▶ DIRECTIONS:
Return every line below in which "SOOP" appears.

• • • •

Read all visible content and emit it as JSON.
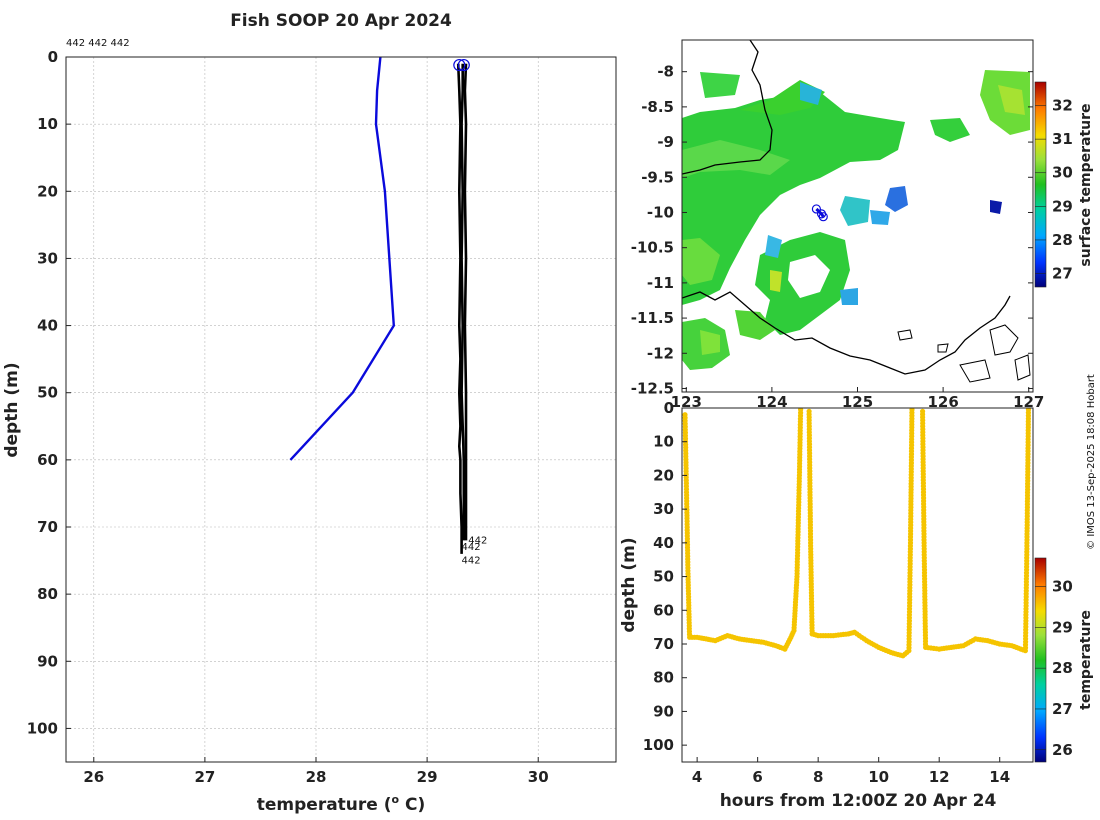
{
  "title": "Fish SOOP 20 Apr 2024",
  "credit": "© IMOS 13-Sep-2025 18:08 Hobart",
  "profile_ids_label": "442 442 442",
  "colors": {
    "profile_blue": "#0a0adb",
    "profile_black": "#000000",
    "track_yellow": "#f5c400",
    "coast": "#000000"
  },
  "chart_data": [
    {
      "id": "profiles",
      "type": "line",
      "title": "Fish SOOP 20 Apr 2024",
      "xlabel": "temperature (",
      "xlabel_sup": "o",
      "xlabel_tail": " C)",
      "ylabel": "depth (m)",
      "xlim": [
        25.75,
        30.7
      ],
      "ylim": [
        105,
        0
      ],
      "xticks": [
        26,
        27,
        28,
        29,
        30
      ],
      "yticks": [
        0,
        10,
        20,
        30,
        40,
        50,
        60,
        70,
        80,
        90,
        100
      ],
      "grid": true,
      "series": [
        {
          "name": "blue-profile",
          "color": "#0a0adb",
          "temperature": [
            28.58,
            28.55,
            28.54,
            28.62,
            28.7,
            28.33,
            27.77
          ],
          "depth": [
            0,
            5,
            10,
            20,
            40,
            50,
            60
          ]
        },
        {
          "name": "442",
          "color": "#000000",
          "temperature": [
            29.28,
            29.29,
            29.3,
            29.29,
            29.3,
            29.29,
            29.3,
            29.29,
            29.3,
            29.29,
            29.3,
            29.3,
            29.31,
            29.31
          ],
          "depth": [
            1,
            5,
            10,
            20,
            30,
            40,
            45,
            50,
            55,
            58,
            60,
            65,
            70,
            74
          ]
        },
        {
          "name": "442",
          "color": "#000000",
          "temperature": [
            29.32,
            29.32,
            29.31,
            29.32,
            29.31,
            29.32,
            29.31,
            29.32,
            29.33,
            29.33,
            29.33,
            29.33
          ],
          "depth": [
            1,
            5,
            10,
            20,
            30,
            40,
            50,
            55,
            60,
            65,
            70,
            72
          ]
        },
        {
          "name": "442",
          "color": "#000000",
          "temperature": [
            29.35,
            29.34,
            29.35,
            29.34,
            29.35,
            29.34,
            29.35,
            29.35,
            29.35,
            29.35,
            29.35
          ],
          "depth": [
            1,
            5,
            10,
            20,
            30,
            40,
            50,
            60,
            65,
            70,
            72
          ]
        }
      ],
      "start_markers": [
        {
          "temperature": 29.29,
          "depth": 1.2
        },
        {
          "temperature": 29.33,
          "depth": 1.2
        }
      ],
      "end_labels": [
        {
          "text": "442",
          "temperature": 29.37,
          "depth": 72
        },
        {
          "text": "442",
          "temperature": 29.31,
          "depth": 73
        },
        {
          "text": "442",
          "temperature": 29.31,
          "depth": 75
        }
      ]
    },
    {
      "id": "map",
      "type": "heatmap",
      "colorbar_label": "surface temperature",
      "xlim": [
        122.95,
        127.05
      ],
      "ylim": [
        -12.55,
        -7.55
      ],
      "xticks": [
        123,
        124,
        125,
        126,
        127
      ],
      "xtick_labels": [
        "123",
        "124",
        "125",
        "126",
        "127"
      ],
      "yticks": [
        -8,
        -8.5,
        -9,
        -9.5,
        -10,
        -10.5,
        -11,
        -11.5,
        -12,
        -12.5
      ],
      "clim": [
        26.6,
        32.7
      ],
      "cbar_ticks": [
        27,
        28,
        29,
        30,
        31,
        32
      ],
      "vessel_track": [
        {
          "lon": 124.52,
          "lat": -9.95
        },
        {
          "lon": 124.58,
          "lat": -10.02
        },
        {
          "lon": 124.6,
          "lat": -10.06
        }
      ]
    },
    {
      "id": "track",
      "type": "scatter",
      "xlabel": "hours from 12:00Z 20 Apr 24",
      "ylabel": "depth (m)",
      "colorbar_label": "temperature",
      "xlim": [
        3.5,
        15.1
      ],
      "ylim": [
        105,
        0
      ],
      "xticks": [
        4,
        6,
        8,
        10,
        12,
        14
      ],
      "yticks": [
        0,
        10,
        20,
        30,
        40,
        50,
        60,
        70,
        80,
        90,
        100
      ],
      "clim": [
        25.7,
        30.7
      ],
      "cbar_ticks": [
        26,
        27,
        28,
        29,
        30
      ],
      "series": [
        {
          "name": "tow-1",
          "hours": [
            3.6,
            3.65,
            3.7,
            3.75,
            4.0,
            4.3,
            4.6,
            5.0,
            5.4,
            5.8,
            6.2,
            6.6,
            6.9,
            7.1,
            7.2,
            7.3,
            7.38,
            7.42
          ],
          "depth": [
            2,
            25,
            50,
            68,
            68,
            68.5,
            69,
            67.5,
            68.5,
            69,
            69.5,
            70.5,
            71.5,
            68,
            66,
            50,
            20,
            0.5
          ]
        },
        {
          "name": "tow-2",
          "hours": [
            7.7,
            7.75,
            7.8,
            8.0,
            8.5,
            9.0,
            9.2,
            9.6,
            10.0,
            10.4,
            10.8,
            11.0,
            11.05,
            11.1
          ],
          "depth": [
            1,
            40,
            67,
            67.5,
            67.5,
            67,
            66.5,
            69,
            71,
            72.5,
            73.5,
            72,
            40,
            0.5
          ]
        },
        {
          "name": "tow-3",
          "hours": [
            11.45,
            11.5,
            11.55,
            12.0,
            12.4,
            12.8,
            13.2,
            13.6,
            14.0,
            14.4,
            14.7,
            14.85,
            14.9,
            14.95
          ],
          "depth": [
            1,
            40,
            71,
            71.5,
            71,
            70.5,
            68.5,
            69,
            70,
            70.5,
            71.5,
            72,
            40,
            0.5
          ]
        }
      ]
    }
  ]
}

• • • •

▶ COMPLETED TASK:
  "title": "Fish SOOP 20 Apr 2024",
      "title": "Fish SOOP 20 Apr 2024",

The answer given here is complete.